## SET PROBLEM
Rewrite the data below, replacing every "staticText" with "label" and leaving everything else as it is.

## EXERCISE INPUTS
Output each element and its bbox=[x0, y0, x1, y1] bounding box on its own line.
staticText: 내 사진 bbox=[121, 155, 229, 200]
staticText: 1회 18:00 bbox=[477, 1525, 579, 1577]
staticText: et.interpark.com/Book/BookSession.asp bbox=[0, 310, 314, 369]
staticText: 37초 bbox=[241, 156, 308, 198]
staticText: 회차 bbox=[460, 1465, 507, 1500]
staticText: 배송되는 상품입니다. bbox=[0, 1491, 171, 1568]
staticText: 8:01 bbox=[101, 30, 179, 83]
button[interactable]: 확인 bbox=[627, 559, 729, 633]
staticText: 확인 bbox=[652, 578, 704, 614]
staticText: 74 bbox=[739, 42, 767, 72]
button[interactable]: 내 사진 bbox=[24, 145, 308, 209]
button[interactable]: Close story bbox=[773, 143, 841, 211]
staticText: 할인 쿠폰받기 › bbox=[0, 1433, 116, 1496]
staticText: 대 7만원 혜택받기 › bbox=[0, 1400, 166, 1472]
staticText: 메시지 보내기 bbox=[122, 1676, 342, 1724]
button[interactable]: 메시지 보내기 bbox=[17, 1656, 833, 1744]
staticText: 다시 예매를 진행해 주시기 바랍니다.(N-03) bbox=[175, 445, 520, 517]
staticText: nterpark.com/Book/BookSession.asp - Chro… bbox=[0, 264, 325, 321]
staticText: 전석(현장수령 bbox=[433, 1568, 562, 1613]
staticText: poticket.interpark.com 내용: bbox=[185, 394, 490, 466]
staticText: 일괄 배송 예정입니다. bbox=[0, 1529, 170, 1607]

## ANSWER FOR THE TASK
Output each element and its bbox=[x0, y0, x1, y1] bounding box on its own line.
label: 내 사진 bbox=[121, 155, 229, 200]
label: 1회 18:00 bbox=[477, 1525, 579, 1577]
label: et.interpark.com/Book/BookSession.asp bbox=[0, 310, 314, 369]
label: 37초 bbox=[241, 156, 308, 198]
label: 회차 bbox=[460, 1465, 507, 1500]
label: 배송되는 상품입니다. bbox=[0, 1491, 171, 1568]
label: 8:01 bbox=[101, 30, 179, 83]
button[interactable]: 확인 bbox=[627, 559, 729, 633]
label: 확인 bbox=[652, 578, 704, 614]
label: 74 bbox=[739, 42, 767, 72]
button[interactable]: 내 사진 bbox=[24, 145, 308, 209]
button[interactable]: Close story bbox=[773, 143, 841, 211]
label: 할인 쿠폰받기 › bbox=[0, 1433, 116, 1496]
label: 대 7만원 혜택받기 › bbox=[0, 1400, 166, 1472]
label: 메시지 보내기 bbox=[122, 1676, 342, 1724]
button[interactable]: 메시지 보내기 bbox=[17, 1656, 833, 1744]
label: 다시 예매를 진행해 주시기 바랍니다.(N-03) bbox=[175, 445, 520, 517]
label: nterpark.com/Book/BookSession.asp - Chro… bbox=[0, 264, 325, 321]
label: 전석(현장수령 bbox=[433, 1568, 562, 1613]
label: poticket.interpark.com 내용: bbox=[185, 394, 490, 466]
label: 일괄 배송 예정입니다. bbox=[0, 1529, 170, 1607]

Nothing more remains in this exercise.